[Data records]

^^^^

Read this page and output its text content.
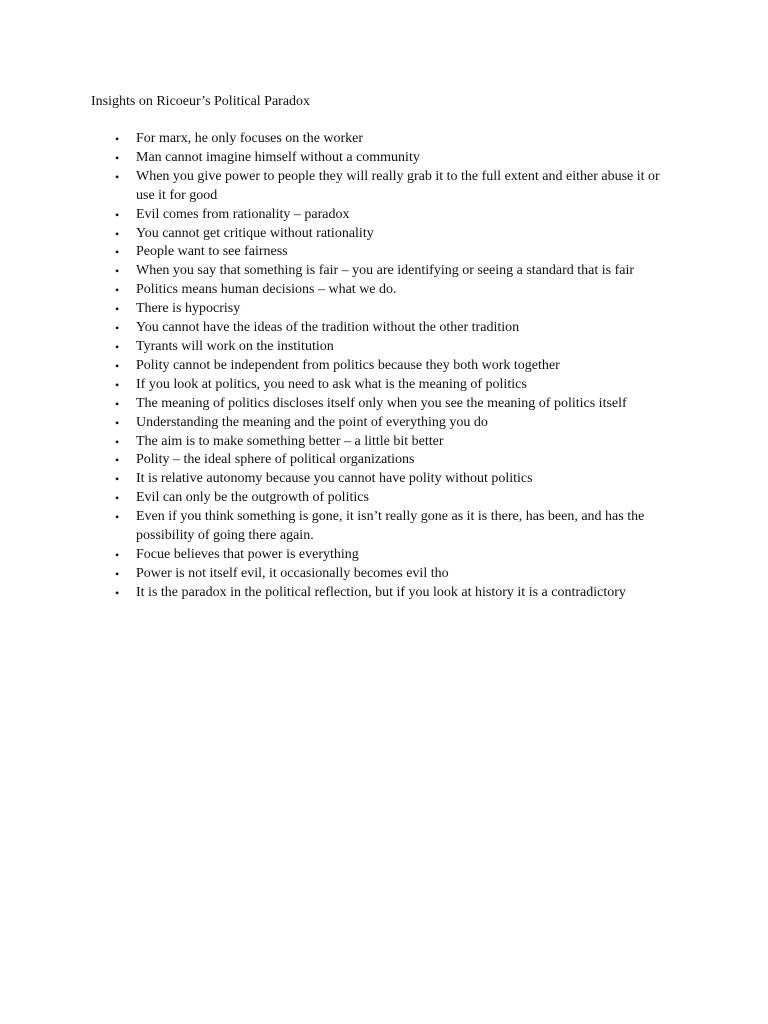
Insights on Ricoeur’s Political Paradox
• For marx, he only focuses on the worker
• Man cannot imagine himself without a community
• When you give power to people they will really grab it to the full extent and either abuse it or use it for good
• Evil comes from rationality – paradox
• You cannot get critique without rationality
• People want to see fairness
• When you say that something is fair – you are identifying or seeing a standard that is fair
• Politics means human decisions – what we do.
• There is hypocrisy
• You cannot have the ideas of the tradition without the other tradition
• Tyrants will work on the institution
• Polity cannot be independent from politics because they both work together
• If you look at politics, you need to ask what is the meaning of politics
• The meaning of politics discloses itself only when you see the meaning of politics itself
• Understanding the meaning and the point of everything you do
• The aim is to make something better – a little bit better
• Polity – the ideal sphere of political organizations
• It is relative autonomy because you cannot have polity without politics
• Evil can only be the outgrowth of politics
• Even if you think something is gone, it isn’t really gone as it is there, has been, and has the possibility of going there again.
• Focue believes that power is everything
• Power is not itself evil, it occasionally becomes evil tho
• It is the paradox in the political reflection, but if you look at history it is a contradictory
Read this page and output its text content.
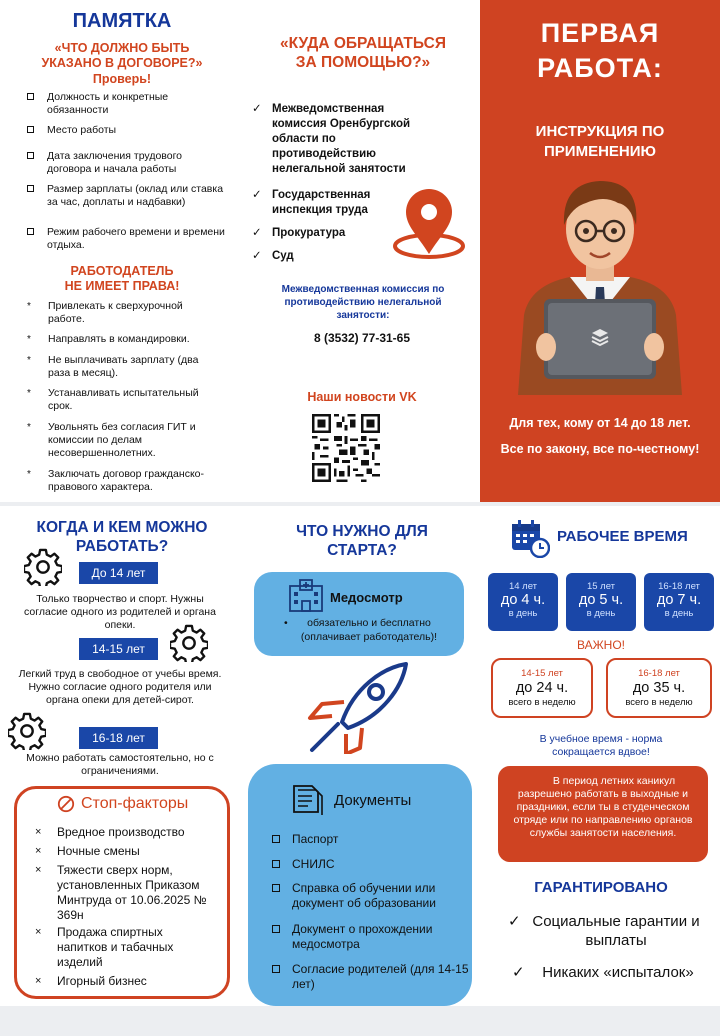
ПАМЯТКА
«ЧТО ДОЛЖНО БЫТЬ УКАЗАНО В ДОГОВОРЕ?»
Проверь!
Должность и конкретные обязанности
Место работы
Дата заключения трудового договора и начала работы
Размер зарплаты (оклад или ставка за час, доплаты и надбавки)
Режим рабочего времени и времени отдыха.
РАБОТОДАТЕЛЬ
НЕ ИМЕЕТ ПРАВА!
* Привлекать к сверхурочной работе.
* Направлять в командировки.
* Не выплачивать зарплату (два раза в месяц).
* Устанавливать испытательный срок.
* Увольнять без согласия ГИТ и комиссии по делам несовершеннолетних.
* Заключать договор гражданско-правового характера.
«КУДА ОБРАЩАТЬСЯ ЗА ПОМОЩЬЮ?»
✓ Межведомственная комиссия Оренбургской области по противодействию нелегальной занятости
✓ Государственная инспекция труда
✓ Прокуратура
✓ Суд
Межведомственная комиссия по противодействию нелегальной занятости:
8 (3532) 77-31-65
Наши новости VK
ПЕРВАЯ
РАБОТА:
ИНСТРУКЦИЯ ПО ПРИМЕНЕНИЮ
Для тех, кому от 14 до 18 лет.
Все по закону, все по-честному!
КОГДА И КЕМ МОЖНО РАБОТАТЬ?
До 14 лет
Только творчество и спорт. Нужны согласие одного из родителей и органа опеки.
14-15 лет
Легкий труд в свободное от учебы время. Нужно согласие одного родителя или органа опеки для детей-сирот.
16-18 лет
Можно работать самостоятельно, но с ограничениями.
Стоп-факторы
× Вредное производство
× Ночные смены
× Тяжести сверх норм, установленных Приказом Минтруда от 10.06.2025 № 369н
× Продажа спиртных напитков и табачных изделий
× Игорный бизнес
ЧТО НУЖНО ДЛЯ СТАРТА?
Медосмотр
• обязательно и бесплатно (оплачивает работодатель)!
Документы
Паспорт
СНИЛС
Справка об обучении или документ об образовании
Документ о прохождении медосмотра
Согласие родителей (для 14-15 лет)
РАБОЧЕЕ ВРЕМЯ
14 лет
до 4 ч.
в день
15 лет
до 5 ч.
в день
16-18 лет
до 7 ч.
в день
ВАЖНО!
14-15 лет
до 24 ч.
всего в неделю
16-18 лет
до 35 ч.
всего в неделю
В учебное время - норма сокращается вдвое!
В период летних каникул разрешено работать в выходные и праздники, если ты в студенческом отряде или по направлению органов службы занятости населения.
ГАРАНТИРОВАНО
✓ Социальные гарантии и выплаты
✓	Никаких «испыталок»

^^^^

→ **What to produce**: Apart from the pictures, the entries above are to be repeated in full and exactly.

→ **Final result**:
Read this page and output its text content.
Insights on Ricoeur’s Political Paradox
• For marx, he only focuses on the worker
• Man cannot imagine himself without a community
• When you give power to people they will really grab it to the full extent and either abuse it or use it for good
• Evil comes from rationality – paradox
• You cannot get critique without rationality
• People want to see fairness
• When you say that something is fair – you are identifying or seeing a standard that is fair
• Politics means human decisions – what we do.
• There is hypocrisy
• You cannot have the ideas of the tradition without the other tradition
• Tyrants will work on the institution
• Polity cannot be independent from politics because they both work together
• If you look at politics, you need to ask what is the meaning of politics
• The meaning of politics discloses itself only when you see the meaning of politics itself
• Understanding the meaning and the point of everything you do
• The aim is to make something better – a little bit better
• Polity – the ideal sphere of political organizations
• It is relative autonomy because you cannot have polity without politics
• Evil can only be the outgrowth of politics
• Even if you think something is gone, it isn’t really gone as it is there, has been, and has the possibility of going there again.
• Focue believes that power is everything
• Power is not itself evil, it occasionally becomes evil tho
• It is the paradox in the political reflection, but if you look at history it is a contradictory
Read this page and output its text content.
ПАМЯТКА
«ЧТО ДОЛЖНО БЫТЬ УКАЗАНО В ДОГОВОРЕ?»
Проверь!
Должность и конкретные обязанности
Место работы
Дата заключения трудового договора и начала работы
Размер зарплаты (оклад или ставка за час, доплаты и надбавки)
Режим рабочего времени и времени отдыха.
РАБОТОДАТЕЛЬ
НЕ ИМЕЕТ ПРАВА!
* Привлекать к сверхурочной работе.
* Направлять в командировки.
* Не выплачивать зарплату (два раза в месяц).
* Устанавливать испытательный срок.
* Увольнять без согласия ГИТ и комиссии по делам несовершеннолетних.
* Заключать договор гражданско-правового характера.
«КУДА ОБРАЩАТЬСЯ ЗА ПОМОЩЬЮ?»
✓ Межведомственная комиссия Оренбургской области по противодействию нелегальной занятости
✓ Государственная инспекция труда
✓ Прокуратура
✓ Суд
Межведомственная комиссия по противодействию нелегальной занятости:
8 (3532) 77-31-65
Наши новости VK
ПЕРВАЯ
РАБОТА:
ИНСТРУКЦИЯ ПО ПРИМЕНЕНИЮ
Для тех, кому от 14 до 18 лет.
Все по закону, все по-честному!
КОГДА И КЕМ МОЖНО РАБОТАТЬ?
До 14 лет
Только творчество и спорт. Нужны согласие одного из родителей и органа опеки.
14-15 лет
Легкий труд в свободное от учебы время. Нужно согласие одного родителя или органа опеки для детей-сирот.
16-18 лет
Можно работать самостоятельно, но с ограничениями.
Стоп-факторы
× Вредное производство
× Ночные смены
× Тяжести сверх норм, установленных Приказом Минтруда от 10.06.2025 № 369н
× Продажа спиртных напитков и табачных изделий
× Игорный бизнес
ЧТО НУЖНО ДЛЯ СТАРТА?
Медосмотр
• обязательно и бесплатно (оплачивает работодатель)!
Документы
Паспорт
СНИЛС
Справка об обучении или документ об образовании
Документ о прохождении медосмотра
Согласие родителей (для 14-15 лет)
РАБОЧЕЕ ВРЕМЯ
14 лет
до 4 ч.
в день
15 лет
до 5 ч.
в день
16-18 лет
до 7 ч.
в день
ВАЖНО!
14-15 лет
до 24 ч.
всего в неделю
16-18 лет
до 35 ч.
всего в неделю
В учебное время - норма сокращается вдвое!
В период летних каникул разрешено работать в выходные и праздники, если ты в студенческом отряде или по направлению органов службы занятости населения.
ГАРАНТИРОВАНО
✓ Социальные гарантии и выплаты
✓	Никаких «испыталок»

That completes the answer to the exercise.